Word for word, repeat the entries, minus the pictures.
--- BEGIN Input for this task ---
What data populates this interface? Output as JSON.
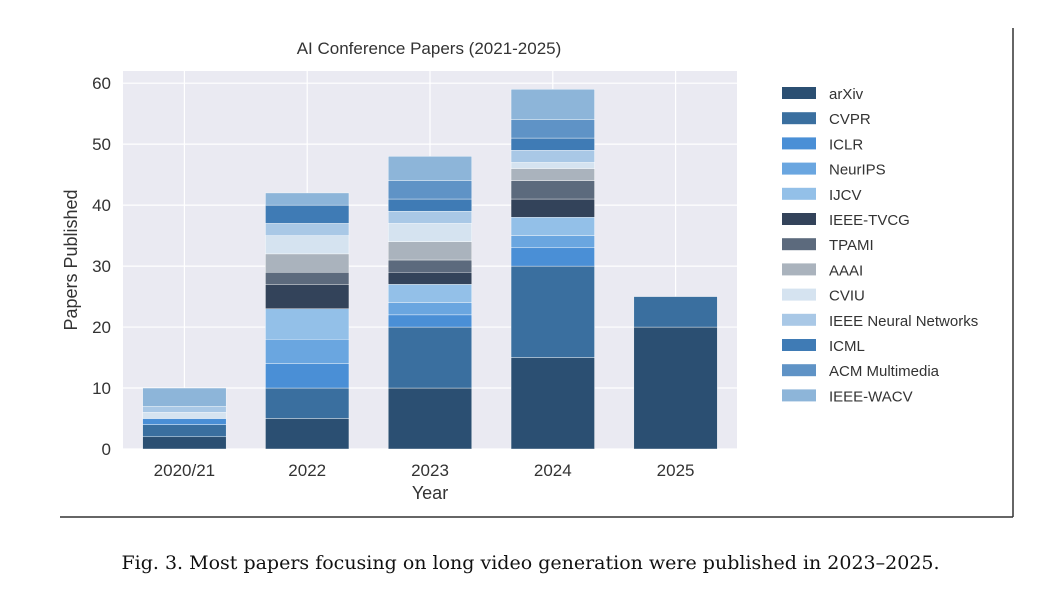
{
  "figure": {
    "caption": "Fig. 3.  Most papers focusing on long video generation were published in 2023–2025."
  },
  "chart_data": {
    "type": "bar",
    "stacked": true,
    "title": "AI Conference Papers (2021-2025)",
    "xlabel": "Year",
    "ylabel": "Papers Published",
    "categories": [
      "2020/21",
      "2022",
      "2023",
      "2024",
      "2025"
    ],
    "ylim": [
      0,
      62
    ],
    "yticks": [
      0,
      10,
      20,
      30,
      40,
      50,
      60
    ],
    "grid": true,
    "legend_position": "right",
    "series": [
      {
        "name": "arXiv",
        "color": "#2b4f72",
        "values": [
          2,
          5,
          10,
          15,
          20
        ]
      },
      {
        "name": "CVPR",
        "color": "#3a6f9f",
        "values": [
          2,
          5,
          10,
          15,
          5
        ]
      },
      {
        "name": "ICLR",
        "color": "#4a8fd6",
        "values": [
          1,
          4,
          2,
          3,
          0
        ]
      },
      {
        "name": "NeurIPS",
        "color": "#6aa6e0",
        "values": [
          0,
          4,
          2,
          2,
          0
        ]
      },
      {
        "name": "IJCV",
        "color": "#93c0e8",
        "values": [
          0,
          5,
          3,
          3,
          0
        ]
      },
      {
        "name": "IEEE-TVCG",
        "color": "#33435a",
        "values": [
          0,
          4,
          2,
          3,
          0
        ]
      },
      {
        "name": "TPAMI",
        "color": "#5c6a7d",
        "values": [
          0,
          2,
          2,
          3,
          0
        ]
      },
      {
        "name": "AAAI",
        "color": "#aab3bd",
        "values": [
          0,
          3,
          3,
          2,
          0
        ]
      },
      {
        "name": "CVIU",
        "color": "#d5e3f0",
        "values": [
          1,
          3,
          3,
          1,
          0
        ]
      },
      {
        "name": "IEEE Neural Networks",
        "color": "#a9c8e6",
        "values": [
          1,
          2,
          2,
          2,
          0
        ]
      },
      {
        "name": "ICML",
        "color": "#3f7bb5",
        "values": [
          0,
          3,
          2,
          2,
          0
        ]
      },
      {
        "name": "ACM Multimedia",
        "color": "#5f93c6",
        "values": [
          0,
          0,
          3,
          3,
          0
        ]
      },
      {
        "name": "IEEE-WACV",
        "color": "#8db5d9",
        "values": [
          3,
          2,
          4,
          5,
          0
        ]
      }
    ]
  }
}
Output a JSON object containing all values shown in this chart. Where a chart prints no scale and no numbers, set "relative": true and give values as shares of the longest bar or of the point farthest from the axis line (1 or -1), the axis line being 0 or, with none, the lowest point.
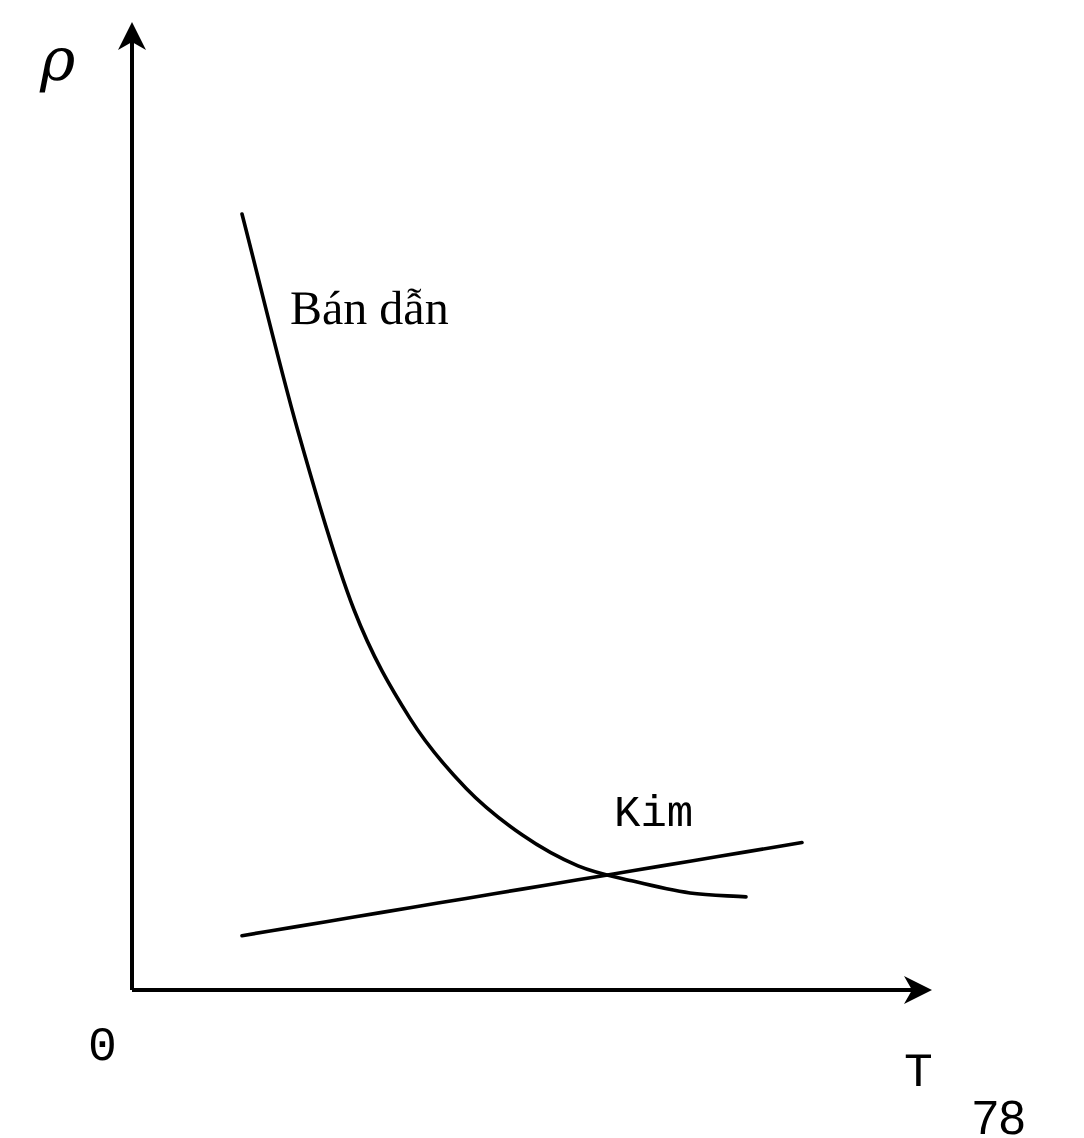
--- END Input for this task ---
Solution below »
What data populates this interface? Output as JSON.
{
  "figure": {
    "caption": "Fig. 3.  Most papers focusing on long video generation were published in 2023–2025."
  },
  "chart_data": {
    "type": "bar",
    "stacked": true,
    "title": "AI Conference Papers (2021-2025)",
    "xlabel": "Year",
    "ylabel": "Papers Published",
    "categories": [
      "2020/21",
      "2022",
      "2023",
      "2024",
      "2025"
    ],
    "ylim": [
      0,
      62
    ],
    "yticks": [
      0,
      10,
      20,
      30,
      40,
      50,
      60
    ],
    "grid": true,
    "legend_position": "right",
    "series": [
      {
        "name": "arXiv",
        "color": "#2b4f72",
        "values": [
          2,
          5,
          10,
          15,
          20
        ]
      },
      {
        "name": "CVPR",
        "color": "#3a6f9f",
        "values": [
          2,
          5,
          10,
          15,
          5
        ]
      },
      {
        "name": "ICLR",
        "color": "#4a8fd6",
        "values": [
          1,
          4,
          2,
          3,
          0
        ]
      },
      {
        "name": "NeurIPS",
        "color": "#6aa6e0",
        "values": [
          0,
          4,
          2,
          2,
          0
        ]
      },
      {
        "name": "IJCV",
        "color": "#93c0e8",
        "values": [
          0,
          5,
          3,
          3,
          0
        ]
      },
      {
        "name": "IEEE-TVCG",
        "color": "#33435a",
        "values": [
          0,
          4,
          2,
          3,
          0
        ]
      },
      {
        "name": "TPAMI",
        "color": "#5c6a7d",
        "values": [
          0,
          2,
          2,
          3,
          0
        ]
      },
      {
        "name": "AAAI",
        "color": "#aab3bd",
        "values": [
          0,
          3,
          3,
          2,
          0
        ]
      },
      {
        "name": "CVIU",
        "color": "#d5e3f0",
        "values": [
          1,
          3,
          3,
          1,
          0
        ]
      },
      {
        "name": "IEEE Neural Networks",
        "color": "#a9c8e6",
        "values": [
          1,
          2,
          2,
          2,
          0
        ]
      },
      {
        "name": "ICML",
        "color": "#3f7bb5",
        "values": [
          0,
          3,
          2,
          2,
          0
        ]
      },
      {
        "name": "ACM Multimedia",
        "color": "#5f93c6",
        "values": [
          0,
          0,
          3,
          3,
          0
        ]
      },
      {
        "name": "IEEE-WACV",
        "color": "#8db5d9",
        "values": [
          3,
          2,
          4,
          5,
          0
        ]
      }
    ]
  }
}
Output a JSON object containing all values shown in this chart. Where a chart prints no scale and no numbers, set "relative": true and give values as shares of the longest bar or of the point farthest from the axis line (1 or -1), the axis line being 0 or, with none, the lowest point.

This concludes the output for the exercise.